SHORT TASK -
Without the pictures, copy the entries below word for word.

Figure dataset records:
—————

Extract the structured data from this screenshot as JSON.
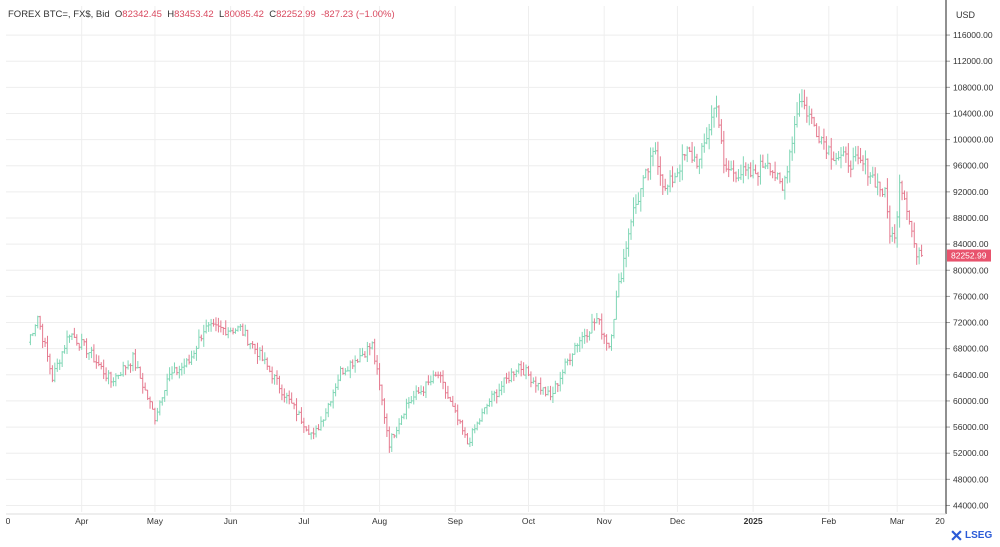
{
  "legend": {
    "symbol": "FOREX BTC=, FX$, Bid",
    "o_label": "O",
    "o_value": "82342.45",
    "h_label": "H",
    "h_value": "83453.42",
    "l_label": "L",
    "l_value": "80085.42",
    "c_label": "C",
    "c_value": "82252.99",
    "change": "-827.23 (−1.00%)"
  },
  "unit": "USD",
  "logo": "LSEG",
  "colors": {
    "up": "#26a69a",
    "up_light": "#7fd6b5",
    "down": "#e57a8f",
    "last_price_bg": "#e8536d",
    "grid": "#eeeeee"
  },
  "chart_data": {
    "type": "ohlc-bar",
    "title": "",
    "xlabel": "",
    "ylabel": "USD",
    "ylim": [
      43000,
      118000
    ],
    "y_ticks": [
      "116000.00",
      "112000.00",
      "108000.00",
      "104000.00",
      "100000.00",
      "96000.00",
      "92000.00",
      "88000.00",
      "84000.00",
      "80000.00",
      "76000.00",
      "72000.00",
      "68000.00",
      "64000.00",
      "60000.00",
      "56000.00",
      "52000.00",
      "48000.00",
      "44000.00"
    ],
    "x_ticks": [
      "0",
      "Apr",
      "May",
      "Jun",
      "Jul",
      "Aug",
      "Sep",
      "Oct",
      "Nov",
      "Dec",
      "2025",
      "Feb",
      "Mar",
      "20"
    ],
    "last_price": "82252.99",
    "anchors": [
      [
        "2024-03-10",
        69000
      ],
      [
        "2024-03-14",
        73000
      ],
      [
        "2024-03-20",
        63500
      ],
      [
        "2024-03-27",
        70500
      ],
      [
        "2024-04-04",
        67500
      ],
      [
        "2024-04-13",
        63000
      ],
      [
        "2024-04-22",
        66500
      ],
      [
        "2024-05-01",
        57500
      ],
      [
        "2024-05-06",
        63500
      ],
      [
        "2024-05-15",
        66000
      ],
      [
        "2024-05-21",
        71000
      ],
      [
        "2024-06-05",
        71000
      ],
      [
        "2024-06-12",
        67500
      ],
      [
        "2024-06-24",
        60500
      ],
      [
        "2024-07-05",
        54500
      ],
      [
        "2024-07-10",
        58500
      ],
      [
        "2024-07-16",
        64500
      ],
      [
        "2024-07-29",
        68500
      ],
      [
        "2024-08-05",
        53500
      ],
      [
        "2024-08-12",
        59500
      ],
      [
        "2024-08-25",
        64000
      ],
      [
        "2024-09-06",
        53500
      ],
      [
        "2024-09-15",
        60000
      ],
      [
        "2024-09-27",
        65500
      ],
      [
        "2024-10-10",
        60500
      ],
      [
        "2024-10-20",
        68500
      ],
      [
        "2024-10-29",
        72500
      ],
      [
        "2024-11-03",
        68500
      ],
      [
        "2024-11-06",
        75500
      ],
      [
        "2024-11-12",
        88000
      ],
      [
        "2024-11-22",
        98500
      ],
      [
        "2024-11-26",
        92000
      ],
      [
        "2024-12-05",
        98000
      ],
      [
        "2024-12-10",
        96500
      ],
      [
        "2024-12-17",
        106000
      ],
      [
        "2024-12-20",
        95500
      ],
      [
        "2024-12-26",
        95000
      ],
      [
        "2025-01-01",
        94500
      ],
      [
        "2025-01-07",
        97000
      ],
      [
        "2025-01-13",
        92000
      ],
      [
        "2025-01-20",
        106500
      ],
      [
        "2025-01-27",
        101500
      ],
      [
        "2025-02-02",
        98000
      ],
      [
        "2025-02-07",
        97000
      ],
      [
        "2025-02-16",
        96000
      ],
      [
        "2025-02-24",
        91500
      ],
      [
        "2025-02-26",
        86000
      ],
      [
        "2025-02-28",
        84500
      ],
      [
        "2025-03-02",
        94000
      ],
      [
        "2025-03-05",
        90000
      ],
      [
        "2025-03-09",
        82000
      ],
      [
        "2025-03-11",
        82253
      ]
    ]
  }
}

—————

EXERCISE SOLUTION -
Extract the structured data from this screenshot as JSON.
{
  "legend": {
    "symbol": "FOREX BTC=, FX$, Bid",
    "o_label": "O",
    "o_value": "82342.45",
    "h_label": "H",
    "h_value": "83453.42",
    "l_label": "L",
    "l_value": "80085.42",
    "c_label": "C",
    "c_value": "82252.99",
    "change": "-827.23 (−1.00%)"
  },
  "unit": "USD",
  "logo": "LSEG",
  "colors": {
    "up": "#26a69a",
    "up_light": "#7fd6b5",
    "down": "#e57a8f",
    "last_price_bg": "#e8536d",
    "grid": "#eeeeee"
  },
  "chart_data": {
    "type": "ohlc-bar",
    "title": "",
    "xlabel": "",
    "ylabel": "USD",
    "ylim": [
      43000,
      118000
    ],
    "y_ticks": [
      "116000.00",
      "112000.00",
      "108000.00",
      "104000.00",
      "100000.00",
      "96000.00",
      "92000.00",
      "88000.00",
      "84000.00",
      "80000.00",
      "76000.00",
      "72000.00",
      "68000.00",
      "64000.00",
      "60000.00",
      "56000.00",
      "52000.00",
      "48000.00",
      "44000.00"
    ],
    "x_ticks": [
      "0",
      "Apr",
      "May",
      "Jun",
      "Jul",
      "Aug",
      "Sep",
      "Oct",
      "Nov",
      "Dec",
      "2025",
      "Feb",
      "Mar",
      "20"
    ],
    "last_price": "82252.99",
    "anchors": [
      [
        "2024-03-10",
        69000
      ],
      [
        "2024-03-14",
        73000
      ],
      [
        "2024-03-20",
        63500
      ],
      [
        "2024-03-27",
        70500
      ],
      [
        "2024-04-04",
        67500
      ],
      [
        "2024-04-13",
        63000
      ],
      [
        "2024-04-22",
        66500
      ],
      [
        "2024-05-01",
        57500
      ],
      [
        "2024-05-06",
        63500
      ],
      [
        "2024-05-15",
        66000
      ],
      [
        "2024-05-21",
        71000
      ],
      [
        "2024-06-05",
        71000
      ],
      [
        "2024-06-12",
        67500
      ],
      [
        "2024-06-24",
        60500
      ],
      [
        "2024-07-05",
        54500
      ],
      [
        "2024-07-10",
        58500
      ],
      [
        "2024-07-16",
        64500
      ],
      [
        "2024-07-29",
        68500
      ],
      [
        "2024-08-05",
        53500
      ],
      [
        "2024-08-12",
        59500
      ],
      [
        "2024-08-25",
        64000
      ],
      [
        "2024-09-06",
        53500
      ],
      [
        "2024-09-15",
        60000
      ],
      [
        "2024-09-27",
        65500
      ],
      [
        "2024-10-10",
        60500
      ],
      [
        "2024-10-20",
        68500
      ],
      [
        "2024-10-29",
        72500
      ],
      [
        "2024-11-03",
        68500
      ],
      [
        "2024-11-06",
        75500
      ],
      [
        "2024-11-12",
        88000
      ],
      [
        "2024-11-22",
        98500
      ],
      [
        "2024-11-26",
        92000
      ],
      [
        "2024-12-05",
        98000
      ],
      [
        "2024-12-10",
        96500
      ],
      [
        "2024-12-17",
        106000
      ],
      [
        "2024-12-20",
        95500
      ],
      [
        "2024-12-26",
        95000
      ],
      [
        "2025-01-01",
        94500
      ],
      [
        "2025-01-07",
        97000
      ],
      [
        "2025-01-13",
        92000
      ],
      [
        "2025-01-20",
        106500
      ],
      [
        "2025-01-27",
        101500
      ],
      [
        "2025-02-02",
        98000
      ],
      [
        "2025-02-07",
        97000
      ],
      [
        "2025-02-16",
        96000
      ],
      [
        "2025-02-24",
        91500
      ],
      [
        "2025-02-26",
        86000
      ],
      [
        "2025-02-28",
        84500
      ],
      [
        "2025-03-02",
        94000
      ],
      [
        "2025-03-05",
        90000
      ],
      [
        "2025-03-09",
        82000
      ],
      [
        "2025-03-11",
        82253
      ]
    ]
  }
}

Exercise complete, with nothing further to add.